**Written problem**
Go through the data below. Pull out every line that has the word "Read".
··· Supplied information
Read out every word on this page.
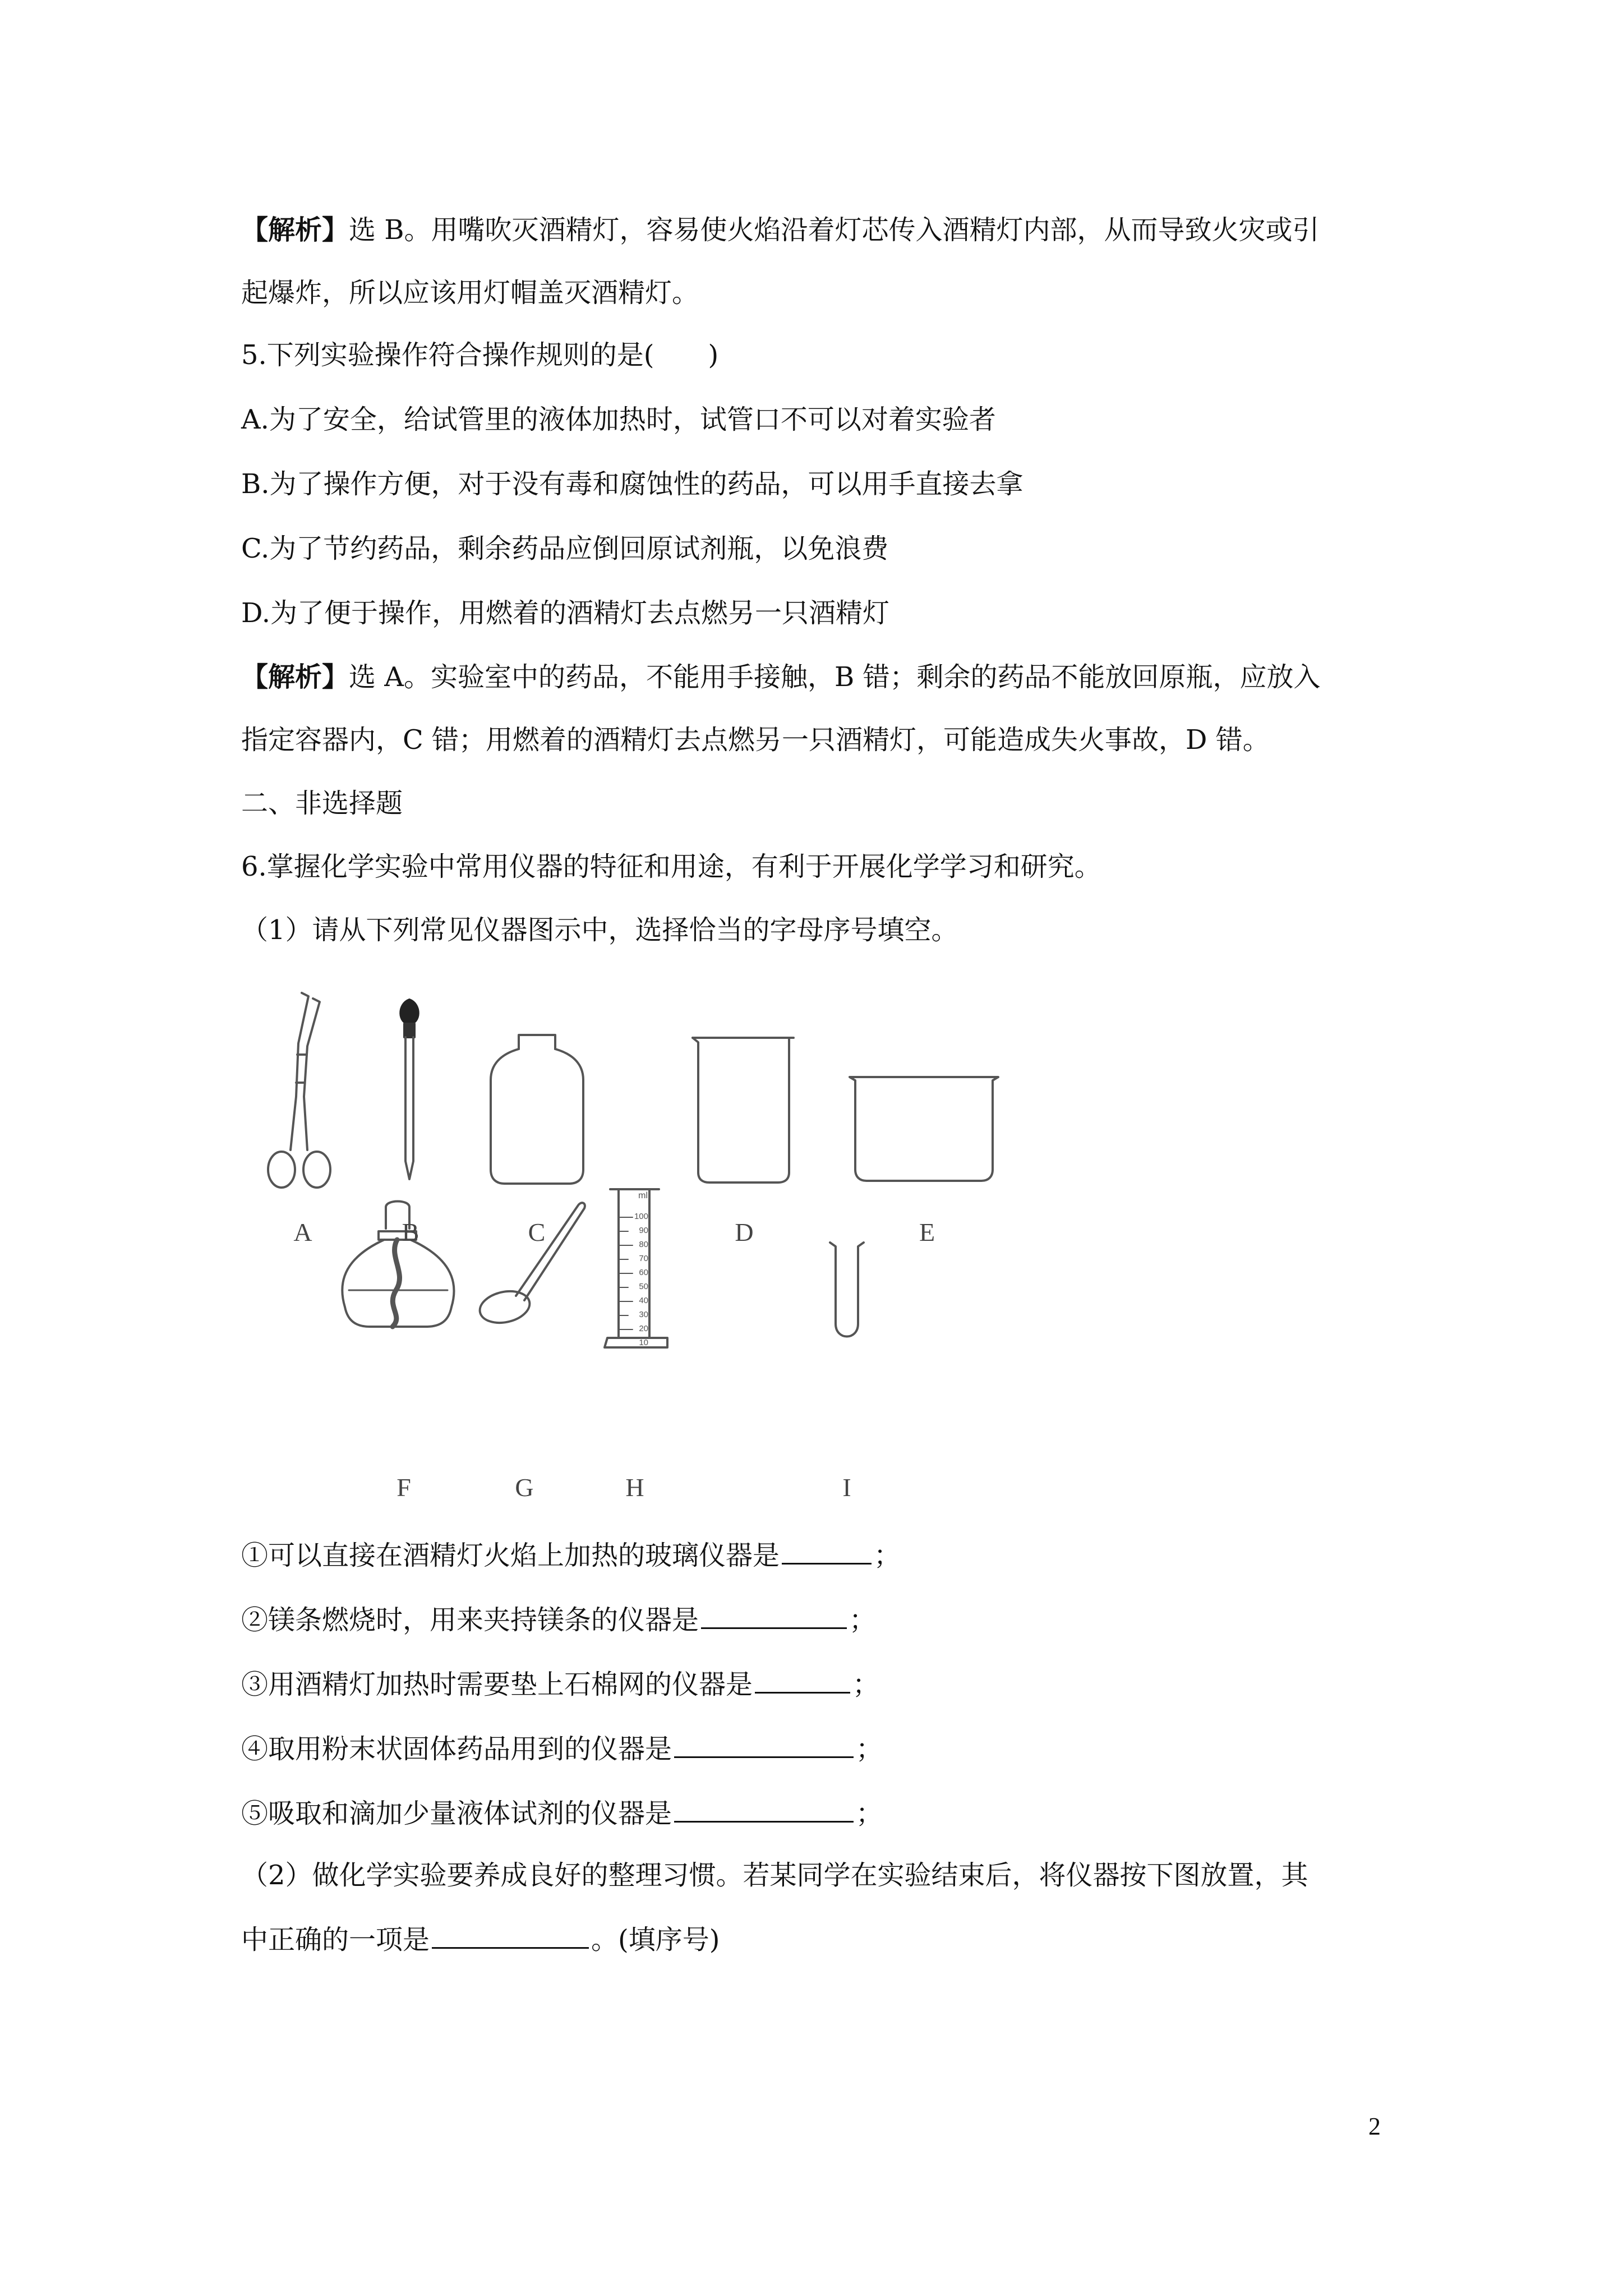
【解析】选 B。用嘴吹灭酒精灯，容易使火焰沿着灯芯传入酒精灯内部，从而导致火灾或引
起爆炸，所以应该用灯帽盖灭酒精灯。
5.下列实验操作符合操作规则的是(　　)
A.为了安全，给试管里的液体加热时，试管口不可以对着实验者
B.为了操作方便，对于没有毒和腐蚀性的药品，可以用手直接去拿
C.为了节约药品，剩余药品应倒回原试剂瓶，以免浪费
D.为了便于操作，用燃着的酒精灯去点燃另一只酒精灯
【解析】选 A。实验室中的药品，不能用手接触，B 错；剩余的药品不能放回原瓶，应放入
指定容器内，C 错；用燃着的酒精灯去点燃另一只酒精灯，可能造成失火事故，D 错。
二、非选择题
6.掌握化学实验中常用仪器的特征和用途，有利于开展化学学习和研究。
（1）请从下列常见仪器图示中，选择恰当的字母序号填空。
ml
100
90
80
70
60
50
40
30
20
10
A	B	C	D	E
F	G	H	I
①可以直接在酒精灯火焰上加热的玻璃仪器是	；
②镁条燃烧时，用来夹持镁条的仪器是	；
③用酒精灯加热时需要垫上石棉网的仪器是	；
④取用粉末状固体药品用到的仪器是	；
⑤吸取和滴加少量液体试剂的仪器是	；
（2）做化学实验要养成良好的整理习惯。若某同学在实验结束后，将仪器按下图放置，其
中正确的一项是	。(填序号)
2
······
··· Supplied information
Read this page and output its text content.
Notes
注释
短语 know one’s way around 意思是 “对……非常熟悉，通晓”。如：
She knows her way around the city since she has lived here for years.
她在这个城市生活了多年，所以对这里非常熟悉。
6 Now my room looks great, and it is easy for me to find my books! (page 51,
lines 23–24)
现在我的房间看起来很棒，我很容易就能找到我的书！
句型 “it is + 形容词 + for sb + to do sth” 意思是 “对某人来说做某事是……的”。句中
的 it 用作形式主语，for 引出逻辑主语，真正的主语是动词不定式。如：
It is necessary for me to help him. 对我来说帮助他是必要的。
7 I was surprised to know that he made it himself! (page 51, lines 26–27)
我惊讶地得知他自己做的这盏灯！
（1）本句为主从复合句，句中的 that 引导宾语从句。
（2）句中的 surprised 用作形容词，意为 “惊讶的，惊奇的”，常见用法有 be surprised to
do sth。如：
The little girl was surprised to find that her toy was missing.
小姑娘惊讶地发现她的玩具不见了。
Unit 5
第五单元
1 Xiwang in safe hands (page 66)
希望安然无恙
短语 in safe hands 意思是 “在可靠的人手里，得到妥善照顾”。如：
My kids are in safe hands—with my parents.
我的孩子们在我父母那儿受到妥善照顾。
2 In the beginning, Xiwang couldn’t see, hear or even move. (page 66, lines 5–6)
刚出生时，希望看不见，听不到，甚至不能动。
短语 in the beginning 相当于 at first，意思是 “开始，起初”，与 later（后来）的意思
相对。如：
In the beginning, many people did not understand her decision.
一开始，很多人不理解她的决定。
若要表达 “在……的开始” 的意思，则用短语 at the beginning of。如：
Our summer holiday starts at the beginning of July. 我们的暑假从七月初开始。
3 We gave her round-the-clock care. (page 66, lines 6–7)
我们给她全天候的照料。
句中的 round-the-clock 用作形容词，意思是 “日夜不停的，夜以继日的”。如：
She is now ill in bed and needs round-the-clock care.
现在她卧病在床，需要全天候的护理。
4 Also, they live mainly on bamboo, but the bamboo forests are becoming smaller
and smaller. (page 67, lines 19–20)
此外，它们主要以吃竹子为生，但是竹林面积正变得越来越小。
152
······
**Worked answer**
Read out every word on this page.
Read this page and output its text content.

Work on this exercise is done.